Goal> Identify the lines that include the word "Lysed", then copy all of them.

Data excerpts
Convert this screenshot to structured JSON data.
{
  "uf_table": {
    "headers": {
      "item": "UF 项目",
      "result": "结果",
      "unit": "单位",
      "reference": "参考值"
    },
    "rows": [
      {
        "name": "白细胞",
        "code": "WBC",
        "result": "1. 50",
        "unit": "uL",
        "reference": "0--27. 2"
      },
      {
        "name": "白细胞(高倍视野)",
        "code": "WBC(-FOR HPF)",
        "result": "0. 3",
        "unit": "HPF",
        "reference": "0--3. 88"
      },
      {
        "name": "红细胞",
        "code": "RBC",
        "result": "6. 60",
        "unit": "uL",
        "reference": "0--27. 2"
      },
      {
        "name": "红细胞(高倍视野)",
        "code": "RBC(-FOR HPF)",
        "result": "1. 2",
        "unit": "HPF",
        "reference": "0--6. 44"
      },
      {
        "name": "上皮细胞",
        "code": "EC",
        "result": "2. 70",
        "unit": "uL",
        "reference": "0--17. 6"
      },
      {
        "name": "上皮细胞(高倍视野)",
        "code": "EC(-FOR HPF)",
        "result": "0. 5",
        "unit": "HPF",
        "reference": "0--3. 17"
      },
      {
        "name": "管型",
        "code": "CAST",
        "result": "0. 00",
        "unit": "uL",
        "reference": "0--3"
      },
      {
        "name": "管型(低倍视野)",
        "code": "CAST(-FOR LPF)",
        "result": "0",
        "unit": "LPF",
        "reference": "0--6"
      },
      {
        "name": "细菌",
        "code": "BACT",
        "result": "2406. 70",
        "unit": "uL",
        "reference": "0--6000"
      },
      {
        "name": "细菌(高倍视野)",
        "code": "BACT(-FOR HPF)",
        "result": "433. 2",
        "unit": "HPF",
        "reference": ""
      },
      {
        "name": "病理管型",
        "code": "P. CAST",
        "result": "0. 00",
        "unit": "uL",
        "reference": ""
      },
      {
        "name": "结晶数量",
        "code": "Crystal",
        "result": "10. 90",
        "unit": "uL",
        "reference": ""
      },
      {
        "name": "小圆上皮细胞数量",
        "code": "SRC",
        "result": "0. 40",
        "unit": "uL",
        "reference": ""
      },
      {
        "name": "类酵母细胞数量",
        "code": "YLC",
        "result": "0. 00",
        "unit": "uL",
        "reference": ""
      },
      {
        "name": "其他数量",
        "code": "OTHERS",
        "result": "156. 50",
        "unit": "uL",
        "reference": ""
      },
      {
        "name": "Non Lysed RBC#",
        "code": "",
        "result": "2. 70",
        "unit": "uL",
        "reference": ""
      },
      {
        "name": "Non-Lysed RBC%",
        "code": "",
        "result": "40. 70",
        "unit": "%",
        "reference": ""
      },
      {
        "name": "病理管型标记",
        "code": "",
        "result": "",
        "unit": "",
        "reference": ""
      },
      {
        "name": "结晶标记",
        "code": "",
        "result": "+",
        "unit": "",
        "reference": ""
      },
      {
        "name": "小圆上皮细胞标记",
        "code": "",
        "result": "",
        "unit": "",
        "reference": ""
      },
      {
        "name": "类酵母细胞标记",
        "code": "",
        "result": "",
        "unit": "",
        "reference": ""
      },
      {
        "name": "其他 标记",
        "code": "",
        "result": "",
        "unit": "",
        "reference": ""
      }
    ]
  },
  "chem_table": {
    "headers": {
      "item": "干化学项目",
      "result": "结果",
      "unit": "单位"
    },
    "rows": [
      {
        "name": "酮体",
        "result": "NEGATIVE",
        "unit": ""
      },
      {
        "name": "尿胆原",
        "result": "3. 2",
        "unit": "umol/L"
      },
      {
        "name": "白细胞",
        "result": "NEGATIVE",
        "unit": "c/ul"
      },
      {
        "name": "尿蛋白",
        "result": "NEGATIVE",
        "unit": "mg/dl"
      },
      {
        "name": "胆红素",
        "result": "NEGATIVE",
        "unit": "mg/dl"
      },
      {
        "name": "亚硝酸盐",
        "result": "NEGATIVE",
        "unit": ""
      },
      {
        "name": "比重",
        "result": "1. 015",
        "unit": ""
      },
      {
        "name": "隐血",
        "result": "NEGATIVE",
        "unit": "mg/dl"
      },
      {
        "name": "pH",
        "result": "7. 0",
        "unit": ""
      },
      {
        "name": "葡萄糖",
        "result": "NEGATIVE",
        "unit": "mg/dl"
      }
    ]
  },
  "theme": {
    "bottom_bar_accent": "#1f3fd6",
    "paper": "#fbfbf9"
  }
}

Reply to the task>
        "name": "Non Lysed RBC#",
        "name": "Non-Lysed RBC%",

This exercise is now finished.